[Records]
****

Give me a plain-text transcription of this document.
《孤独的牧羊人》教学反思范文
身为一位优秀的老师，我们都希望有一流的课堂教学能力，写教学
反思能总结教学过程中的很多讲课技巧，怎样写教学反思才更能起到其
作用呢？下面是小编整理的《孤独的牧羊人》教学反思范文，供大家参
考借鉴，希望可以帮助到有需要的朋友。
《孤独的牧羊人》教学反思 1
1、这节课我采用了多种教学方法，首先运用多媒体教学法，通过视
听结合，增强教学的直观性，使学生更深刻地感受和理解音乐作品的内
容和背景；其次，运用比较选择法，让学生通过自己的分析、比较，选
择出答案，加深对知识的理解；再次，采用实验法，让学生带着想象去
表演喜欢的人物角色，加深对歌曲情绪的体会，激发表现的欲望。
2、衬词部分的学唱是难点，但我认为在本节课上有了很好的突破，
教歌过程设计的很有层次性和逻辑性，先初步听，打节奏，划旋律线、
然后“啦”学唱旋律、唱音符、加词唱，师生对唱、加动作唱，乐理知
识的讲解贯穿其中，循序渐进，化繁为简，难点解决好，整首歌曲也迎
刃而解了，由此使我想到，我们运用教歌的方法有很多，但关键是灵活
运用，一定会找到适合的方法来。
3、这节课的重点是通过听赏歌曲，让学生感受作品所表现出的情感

****

§ Written exercise
The records above should all be quoted exactly, please.

§ Expected answer
Give me a plain-text transcription of this document.
《孤独的牧羊人》教学反思范文
身为一位优秀的老师，我们都希望有一流的课堂教学能力，写教学
反思能总结教学过程中的很多讲课技巧，怎样写教学反思才更能起到其
作用呢？下面是小编整理的《孤独的牧羊人》教学反思范文，供大家参
考借鉴，希望可以帮助到有需要的朋友。
《孤独的牧羊人》教学反思 1
1、这节课我采用了多种教学方法，首先运用多媒体教学法，通过视
听结合，增强教学的直观性，使学生更深刻地感受和理解音乐作品的内
容和背景；其次，运用比较选择法，让学生通过自己的分析、比较，选
择出答案，加深对知识的理解；再次，采用实验法，让学生带着想象去
表演喜欢的人物角色，加深对歌曲情绪的体会，激发表现的欲望。
2、衬词部分的学唱是难点，但我认为在本节课上有了很好的突破，
教歌过程设计的很有层次性和逻辑性，先初步听，打节奏，划旋律线、
然后“啦”学唱旋律、唱音符、加词唱，师生对唱、加动作唱，乐理知
识的讲解贯穿其中，循序渐进，化繁为简，难点解决好，整首歌曲也迎
刃而解了，由此使我想到，我们运用教歌的方法有很多，但关键是灵活
运用，一定会找到适合的方法来。
3、这节课的重点是通过听赏歌曲，让学生感受作品所表现出的情感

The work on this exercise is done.